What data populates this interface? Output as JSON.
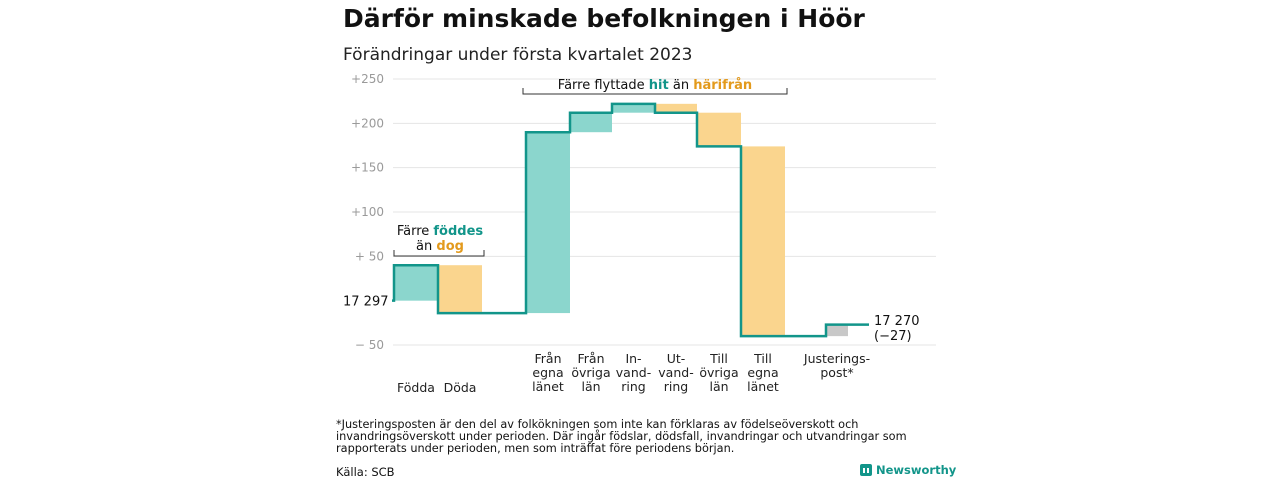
{
  "title": "Därför minskade befolkningen i Höör",
  "subtitle": "Förändringar under första kvartalet 2023",
  "chart_data": {
    "type": "waterfall",
    "start": {
      "value": 0,
      "label": "17 297"
    },
    "end": {
      "value": -27,
      "label_line1": "17 270",
      "label_line2": "(−27)"
    },
    "steps": [
      {
        "id": "fodda",
        "label": [
          "Födda"
        ],
        "delta": 40,
        "color": "#8bd6cd"
      },
      {
        "id": "doda",
        "label": [
          "Döda"
        ],
        "delta": -54,
        "color": "#fad58e"
      },
      {
        "id": "fran-egna-lanet",
        "label": [
          "Från",
          "egna",
          "länet"
        ],
        "delta": 204,
        "color": "#8bd6cd"
      },
      {
        "id": "fran-ovriga-lan",
        "label": [
          "Från",
          "övriga",
          "län"
        ],
        "delta": 22,
        "color": "#8bd6cd"
      },
      {
        "id": "invandring",
        "label": [
          "In-",
          "vand-",
          "ring"
        ],
        "delta": 10,
        "color": "#8bd6cd"
      },
      {
        "id": "utvandring",
        "label": [
          "Ut-",
          "vand-",
          "ring"
        ],
        "delta": -10,
        "color": "#fad58e"
      },
      {
        "id": "till-ovriga-lan",
        "label": [
          "Till",
          "övriga",
          "län"
        ],
        "delta": -38,
        "color": "#fad58e"
      },
      {
        "id": "till-egna-lanet",
        "label": [
          "Till",
          "egna",
          "länet"
        ],
        "delta": -214,
        "color": "#fad58e"
      },
      {
        "id": "justeringspost",
        "label": [
          "Justerings-",
          "post*"
        ],
        "delta": 13,
        "color": "#c8c8c8"
      }
    ],
    "y_ticks": [
      {
        "value": 250,
        "label": "+250"
      },
      {
        "value": 200,
        "label": "+200"
      },
      {
        "value": 150,
        "label": "+150"
      },
      {
        "value": 100,
        "label": "+100"
      },
      {
        "value": 50,
        "label": "+ 50"
      },
      {
        "value": -50,
        "label": "− 50"
      }
    ],
    "ylim": [
      -62,
      257
    ],
    "grid": true,
    "line_color": "#12958a",
    "annotations": {
      "births": {
        "line1": "Färre ",
        "line1_hl": "föddes",
        "line2": "än ",
        "line2_hl": "dog"
      },
      "migration": {
        "pre": "Färre flyttade ",
        "hl1": "hit",
        "mid": " än ",
        "hl2": "härifrån"
      }
    },
    "highlight_colors": {
      "in": "#12958a",
      "out": "#e39a1c"
    }
  },
  "footnote": "*Justeringsposten är den del av folkökningen som inte kan förklaras av födelseöverskott och invandringsöverskott under perioden. Där ingår födslar, dödsfall, invandringar och utvandringar som rapporterats under perioden, men som inträffat före periodens början.",
  "source": "Källa: SCB",
  "brand": "Newsworthy"
}
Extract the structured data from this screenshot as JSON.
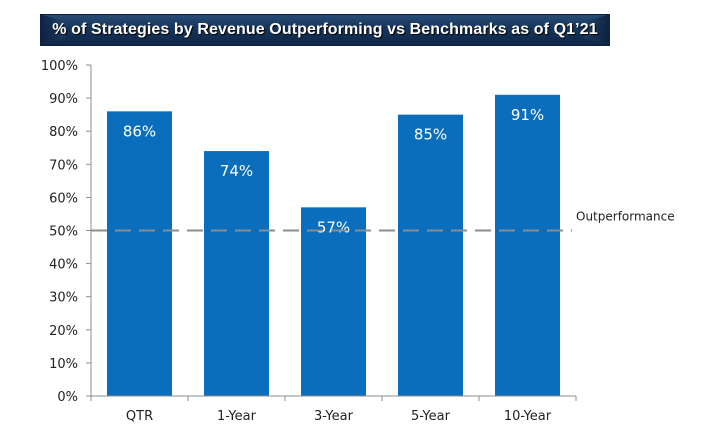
{
  "chart_data": {
    "type": "bar",
    "title": "% of Strategies by Revenue Outperforming vs Benchmarks as of Q1’21",
    "categories": [
      "QTR",
      "1-Year",
      "3-Year",
      "5-Year",
      "10-Year"
    ],
    "values": [
      86,
      74,
      57,
      85,
      91
    ],
    "data_labels": [
      "86%",
      "74%",
      "57%",
      "85%",
      "91%"
    ],
    "xlabel": "",
    "ylabel": "",
    "ylim": [
      0,
      100
    ],
    "yticks": [
      0,
      10,
      20,
      30,
      40,
      50,
      60,
      70,
      80,
      90,
      100
    ],
    "ytick_labels": [
      "0%",
      "10%",
      "20%",
      "30%",
      "40%",
      "50%",
      "60%",
      "70%",
      "80%",
      "90%",
      "100%"
    ],
    "grid": false,
    "bar_color": "#0a6ebd",
    "reference_line": {
      "value": 50,
      "label": "Outperformance",
      "style": "dashed",
      "color": "#8c8c8c"
    },
    "legend": "none"
  }
}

+ + +

What the task requires: Reproduce all of the material above word for word. Omit the pictures.

Expected answer:
What data populates this interface? Output as JSON.
{
  "title": "Därför minskade befolkningen i Höör",
  "subtitle": "Förändringar under första kvartalet 2023",
  "chart_data": {
    "type": "waterfall",
    "start": {
      "value": 0,
      "label": "17 297"
    },
    "end": {
      "value": -27,
      "label_line1": "17 270",
      "label_line2": "(−27)"
    },
    "steps": [
      {
        "id": "fodda",
        "label": [
          "Födda"
        ],
        "delta": 40,
        "color": "#8bd6cd"
      },
      {
        "id": "doda",
        "label": [
          "Döda"
        ],
        "delta": -54,
        "color": "#fad58e"
      },
      {
        "id": "fran-egna-lanet",
        "label": [
          "Från",
          "egna",
          "länet"
        ],
        "delta": 204,
        "color": "#8bd6cd"
      },
      {
        "id": "fran-ovriga-lan",
        "label": [
          "Från",
          "övriga",
          "län"
        ],
        "delta": 22,
        "color": "#8bd6cd"
      },
      {
        "id": "invandring",
        "label": [
          "In-",
          "vand-",
          "ring"
        ],
        "delta": 10,
        "color": "#8bd6cd"
      },
      {
        "id": "utvandring",
        "label": [
          "Ut-",
          "vand-",
          "ring"
        ],
        "delta": -10,
        "color": "#fad58e"
      },
      {
        "id": "till-ovriga-lan",
        "label": [
          "Till",
          "övriga",
          "län"
        ],
        "delta": -38,
        "color": "#fad58e"
      },
      {
        "id": "till-egna-lanet",
        "label": [
          "Till",
          "egna",
          "länet"
        ],
        "delta": -214,
        "color": "#fad58e"
      },
      {
        "id": "justeringspost",
        "label": [
          "Justerings-",
          "post*"
        ],
        "delta": 13,
        "color": "#c8c8c8"
      }
    ],
    "y_ticks": [
      {
        "value": 250,
        "label": "+250"
      },
      {
        "value": 200,
        "label": "+200"
      },
      {
        "value": 150,
        "label": "+150"
      },
      {
        "value": 100,
        "label": "+100"
      },
      {
        "value": 50,
        "label": "+ 50"
      },
      {
        "value": -50,
        "label": "− 50"
      }
    ],
    "ylim": [
      -62,
      257
    ],
    "grid": true,
    "line_color": "#12958a",
    "annotations": {
      "births": {
        "line1": "Färre ",
        "line1_hl": "föddes",
        "line2": "än ",
        "line2_hl": "dog"
      },
      "migration": {
        "pre": "Färre flyttade ",
        "hl1": "hit",
        "mid": " än ",
        "hl2": "härifrån"
      }
    },
    "highlight_colors": {
      "in": "#12958a",
      "out": "#e39a1c"
    }
  },
  "footnote": "*Justeringsposten är den del av folkökningen som inte kan förklaras av födelseöverskott och invandringsöverskott under perioden. Där ingår födslar, dödsfall, invandringar och utvandringar som rapporterats under perioden, men som inträffat före periodens början.",
  "source": "Källa: SCB",
  "brand": "Newsworthy"
}
Extract the structured data from this screenshot as JSON.
{
  "chart_data": {
    "type": "bar",
    "title": "% of Strategies by Revenue Outperforming vs Benchmarks as of Q1’21",
    "categories": [
      "QTR",
      "1-Year",
      "3-Year",
      "5-Year",
      "10-Year"
    ],
    "values": [
      86,
      74,
      57,
      85,
      91
    ],
    "data_labels": [
      "86%",
      "74%",
      "57%",
      "85%",
      "91%"
    ],
    "xlabel": "",
    "ylabel": "",
    "ylim": [
      0,
      100
    ],
    "yticks": [
      0,
      10,
      20,
      30,
      40,
      50,
      60,
      70,
      80,
      90,
      100
    ],
    "ytick_labels": [
      "0%",
      "10%",
      "20%",
      "30%",
      "40%",
      "50%",
      "60%",
      "70%",
      "80%",
      "90%",
      "100%"
    ],
    "grid": false,
    "bar_color": "#0a6ebd",
    "reference_line": {
      "value": 50,
      "label": "Outperformance",
      "style": "dashed",
      "color": "#8c8c8c"
    },
    "legend": "none"
  }
}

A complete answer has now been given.